◆ What you are asked to do
Track down each line that has the word "Gyun" and copy it.

----------------

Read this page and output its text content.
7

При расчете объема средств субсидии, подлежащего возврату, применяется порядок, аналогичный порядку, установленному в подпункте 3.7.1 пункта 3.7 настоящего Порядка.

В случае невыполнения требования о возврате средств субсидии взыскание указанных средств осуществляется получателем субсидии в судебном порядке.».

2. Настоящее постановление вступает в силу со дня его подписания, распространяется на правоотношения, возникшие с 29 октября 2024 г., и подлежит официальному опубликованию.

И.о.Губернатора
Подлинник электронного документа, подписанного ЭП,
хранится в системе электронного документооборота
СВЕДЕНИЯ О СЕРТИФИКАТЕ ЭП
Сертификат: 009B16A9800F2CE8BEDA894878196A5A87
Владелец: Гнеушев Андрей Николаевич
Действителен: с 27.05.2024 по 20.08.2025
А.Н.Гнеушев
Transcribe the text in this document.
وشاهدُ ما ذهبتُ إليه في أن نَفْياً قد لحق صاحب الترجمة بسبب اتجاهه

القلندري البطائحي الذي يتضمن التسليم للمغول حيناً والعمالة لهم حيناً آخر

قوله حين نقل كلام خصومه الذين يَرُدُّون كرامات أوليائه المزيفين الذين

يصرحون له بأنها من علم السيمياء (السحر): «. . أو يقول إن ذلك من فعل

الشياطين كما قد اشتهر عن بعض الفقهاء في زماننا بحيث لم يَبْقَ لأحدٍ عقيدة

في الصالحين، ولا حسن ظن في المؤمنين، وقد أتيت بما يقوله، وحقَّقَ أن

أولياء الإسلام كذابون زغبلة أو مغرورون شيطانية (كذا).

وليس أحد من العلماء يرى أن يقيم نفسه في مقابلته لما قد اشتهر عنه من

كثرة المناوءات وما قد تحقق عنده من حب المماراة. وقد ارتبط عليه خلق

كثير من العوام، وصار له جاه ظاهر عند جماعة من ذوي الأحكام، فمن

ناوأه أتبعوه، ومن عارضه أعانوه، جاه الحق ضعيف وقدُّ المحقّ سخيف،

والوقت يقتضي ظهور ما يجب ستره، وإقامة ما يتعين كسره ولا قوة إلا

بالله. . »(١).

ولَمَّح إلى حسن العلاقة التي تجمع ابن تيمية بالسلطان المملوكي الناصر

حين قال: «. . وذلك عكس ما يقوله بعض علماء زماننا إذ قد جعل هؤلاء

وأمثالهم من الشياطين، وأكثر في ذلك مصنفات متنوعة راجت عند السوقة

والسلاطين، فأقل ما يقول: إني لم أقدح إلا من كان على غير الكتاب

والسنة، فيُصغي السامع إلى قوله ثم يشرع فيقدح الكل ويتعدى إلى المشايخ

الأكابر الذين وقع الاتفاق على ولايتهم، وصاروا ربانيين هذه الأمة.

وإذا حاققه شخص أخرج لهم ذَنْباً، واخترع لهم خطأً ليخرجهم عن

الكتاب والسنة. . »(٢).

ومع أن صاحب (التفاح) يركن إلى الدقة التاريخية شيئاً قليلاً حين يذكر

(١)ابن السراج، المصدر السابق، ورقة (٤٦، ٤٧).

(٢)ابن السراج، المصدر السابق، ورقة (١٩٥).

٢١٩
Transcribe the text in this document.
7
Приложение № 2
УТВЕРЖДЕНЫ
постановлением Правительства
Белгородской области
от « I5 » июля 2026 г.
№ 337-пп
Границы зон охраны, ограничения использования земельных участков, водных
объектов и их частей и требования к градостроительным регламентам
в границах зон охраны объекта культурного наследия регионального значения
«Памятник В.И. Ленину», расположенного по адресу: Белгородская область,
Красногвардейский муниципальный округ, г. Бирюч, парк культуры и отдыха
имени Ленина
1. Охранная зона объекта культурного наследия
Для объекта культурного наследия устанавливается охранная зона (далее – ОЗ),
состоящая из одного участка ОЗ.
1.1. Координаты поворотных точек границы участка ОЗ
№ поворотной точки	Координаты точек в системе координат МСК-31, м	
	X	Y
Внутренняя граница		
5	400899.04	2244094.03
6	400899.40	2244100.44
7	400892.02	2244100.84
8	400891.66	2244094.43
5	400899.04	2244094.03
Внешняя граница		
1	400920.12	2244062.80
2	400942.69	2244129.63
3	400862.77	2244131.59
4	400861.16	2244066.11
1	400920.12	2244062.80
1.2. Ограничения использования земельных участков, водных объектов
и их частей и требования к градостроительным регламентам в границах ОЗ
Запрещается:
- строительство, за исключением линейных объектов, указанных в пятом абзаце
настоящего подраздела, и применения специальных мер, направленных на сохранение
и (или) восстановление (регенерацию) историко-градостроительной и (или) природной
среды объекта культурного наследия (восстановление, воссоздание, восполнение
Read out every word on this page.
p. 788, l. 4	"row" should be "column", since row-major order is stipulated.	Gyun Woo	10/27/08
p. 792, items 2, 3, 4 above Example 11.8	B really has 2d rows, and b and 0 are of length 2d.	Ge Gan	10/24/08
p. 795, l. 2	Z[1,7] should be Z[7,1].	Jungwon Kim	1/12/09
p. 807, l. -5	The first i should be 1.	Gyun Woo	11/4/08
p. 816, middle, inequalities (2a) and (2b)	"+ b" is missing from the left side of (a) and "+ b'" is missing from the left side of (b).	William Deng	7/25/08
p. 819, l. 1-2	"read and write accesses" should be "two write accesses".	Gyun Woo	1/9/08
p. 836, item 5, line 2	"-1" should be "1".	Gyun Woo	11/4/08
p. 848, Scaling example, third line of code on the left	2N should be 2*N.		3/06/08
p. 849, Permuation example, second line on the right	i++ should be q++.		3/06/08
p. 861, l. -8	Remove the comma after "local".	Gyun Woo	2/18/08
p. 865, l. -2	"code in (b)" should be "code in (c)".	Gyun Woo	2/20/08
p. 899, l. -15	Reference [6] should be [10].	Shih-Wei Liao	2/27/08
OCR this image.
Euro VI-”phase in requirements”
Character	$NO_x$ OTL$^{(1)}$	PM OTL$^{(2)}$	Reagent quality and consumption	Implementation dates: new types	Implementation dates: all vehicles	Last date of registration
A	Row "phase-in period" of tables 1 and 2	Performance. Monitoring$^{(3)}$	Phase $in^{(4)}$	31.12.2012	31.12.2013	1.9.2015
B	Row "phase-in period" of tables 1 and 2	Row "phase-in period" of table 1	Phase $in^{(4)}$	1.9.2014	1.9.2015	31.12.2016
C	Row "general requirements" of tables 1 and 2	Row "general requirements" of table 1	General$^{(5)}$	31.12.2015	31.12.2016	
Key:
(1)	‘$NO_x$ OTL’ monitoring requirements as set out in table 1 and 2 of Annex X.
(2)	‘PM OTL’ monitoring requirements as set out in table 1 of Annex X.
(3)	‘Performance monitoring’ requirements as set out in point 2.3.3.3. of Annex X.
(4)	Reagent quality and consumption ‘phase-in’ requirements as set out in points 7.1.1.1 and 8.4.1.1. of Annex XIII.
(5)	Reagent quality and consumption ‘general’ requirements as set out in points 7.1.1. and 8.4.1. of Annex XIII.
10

----------------

◆ Problem solution
p. 788, l. 4	"row" should be "column", since row-major order is stipulated.	Gyun Woo	10/27/08
p. 807, l. -5	The first i should be 1.	Gyun Woo	11/4/08
p. 819, l. 1-2	"read and write accesses" should be "two write accesses".	Gyun Woo	1/9/08
p. 836, item 5, line 2	"-1" should be "1".	Gyun Woo	11/4/08
p. 861, l. -8	Remove the comma after "local".	Gyun Woo	2/18/08
p. 865, l. -2	"code in (b)" should be "code in (c)".	Gyun Woo	2/20/08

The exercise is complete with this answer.